* [Work to do]: Work out the number of lines in the listing that include the string "следующей". Reply with that number alone.

* * * *

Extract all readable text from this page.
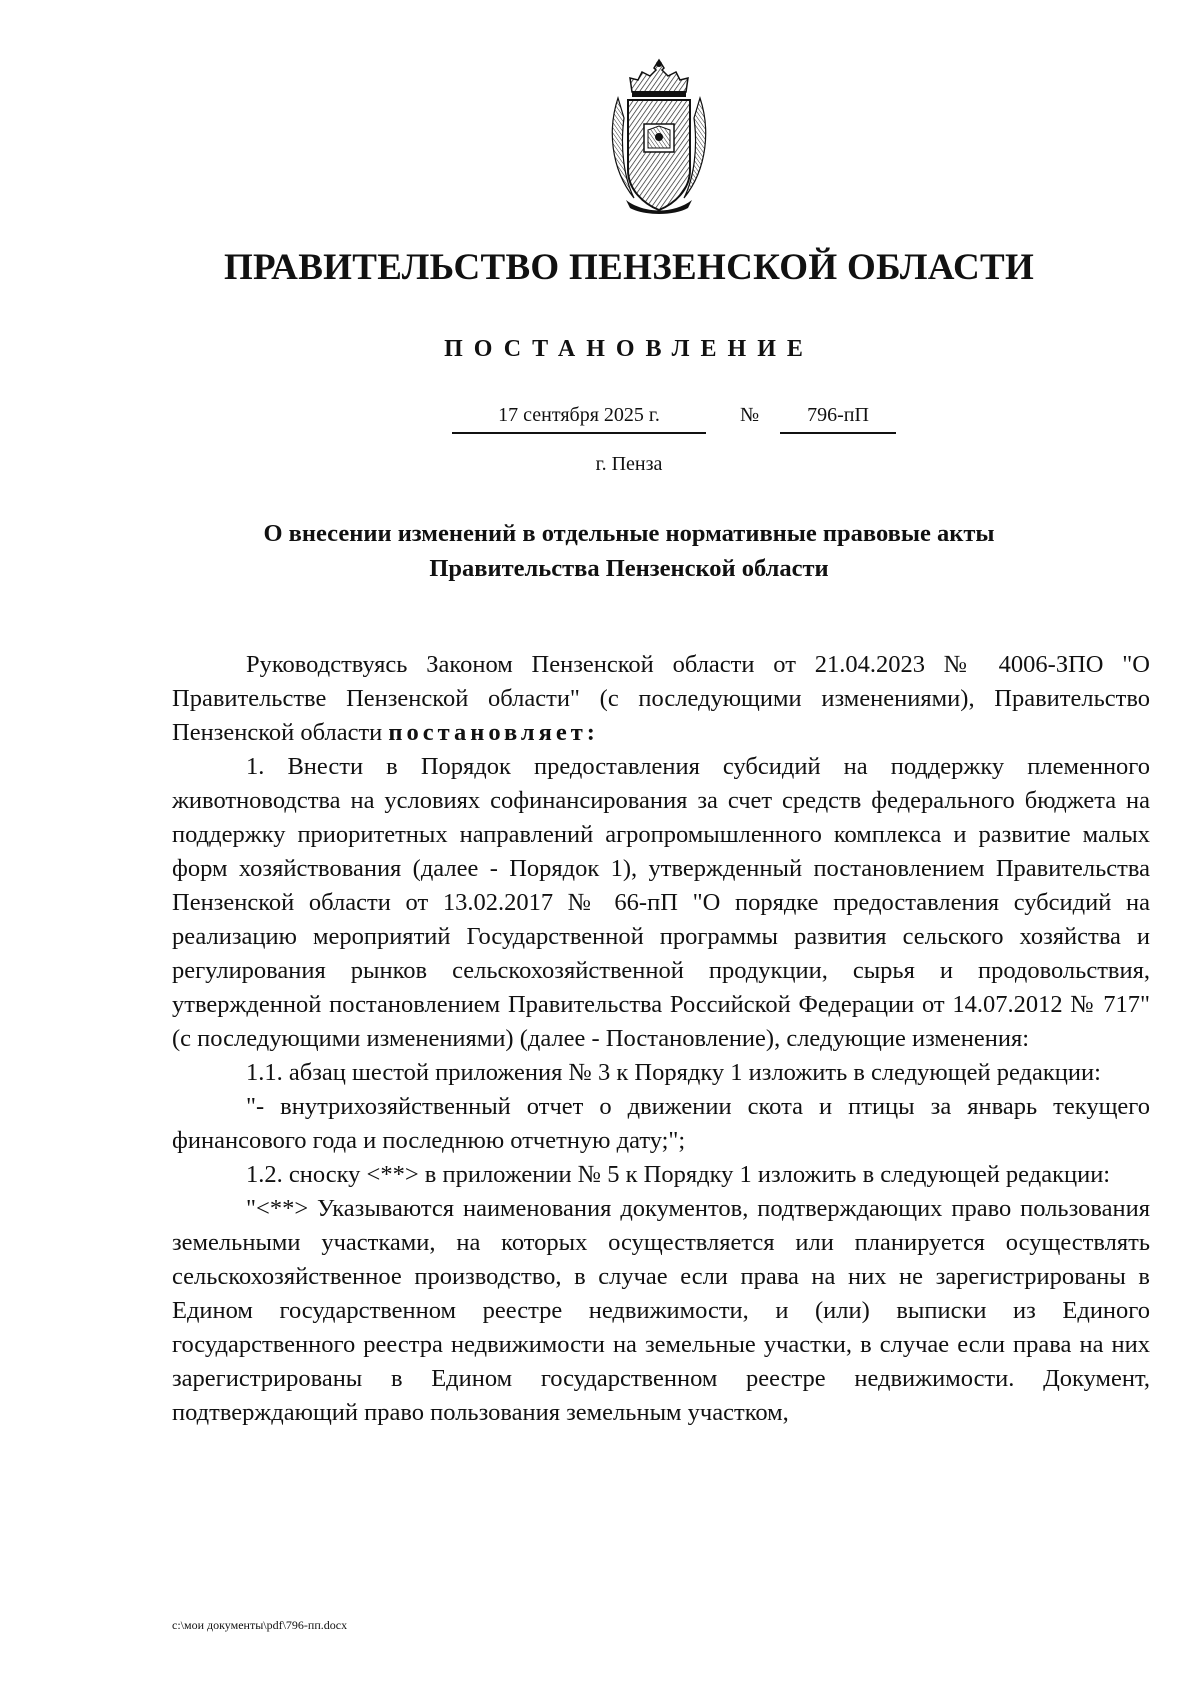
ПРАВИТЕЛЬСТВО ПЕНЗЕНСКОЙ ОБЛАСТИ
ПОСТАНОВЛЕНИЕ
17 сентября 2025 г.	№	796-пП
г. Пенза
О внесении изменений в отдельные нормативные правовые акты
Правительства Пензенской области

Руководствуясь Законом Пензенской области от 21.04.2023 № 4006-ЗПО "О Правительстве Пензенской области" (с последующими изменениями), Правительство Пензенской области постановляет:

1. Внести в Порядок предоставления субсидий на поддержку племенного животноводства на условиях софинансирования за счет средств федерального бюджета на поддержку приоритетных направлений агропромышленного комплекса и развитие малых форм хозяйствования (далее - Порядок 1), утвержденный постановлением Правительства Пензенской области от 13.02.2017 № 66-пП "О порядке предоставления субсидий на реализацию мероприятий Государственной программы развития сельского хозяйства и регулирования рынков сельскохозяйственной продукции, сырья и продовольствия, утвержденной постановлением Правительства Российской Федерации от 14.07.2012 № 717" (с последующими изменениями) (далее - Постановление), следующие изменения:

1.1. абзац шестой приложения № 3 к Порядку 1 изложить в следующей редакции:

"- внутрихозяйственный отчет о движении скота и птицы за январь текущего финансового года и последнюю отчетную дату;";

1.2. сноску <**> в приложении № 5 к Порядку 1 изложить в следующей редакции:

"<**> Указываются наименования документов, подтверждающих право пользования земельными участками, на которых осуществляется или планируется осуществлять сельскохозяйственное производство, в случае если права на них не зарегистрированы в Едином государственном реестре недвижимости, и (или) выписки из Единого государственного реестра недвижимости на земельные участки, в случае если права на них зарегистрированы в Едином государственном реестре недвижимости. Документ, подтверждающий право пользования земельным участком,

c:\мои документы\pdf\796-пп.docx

* * * *

* [Output for this exercise]: 2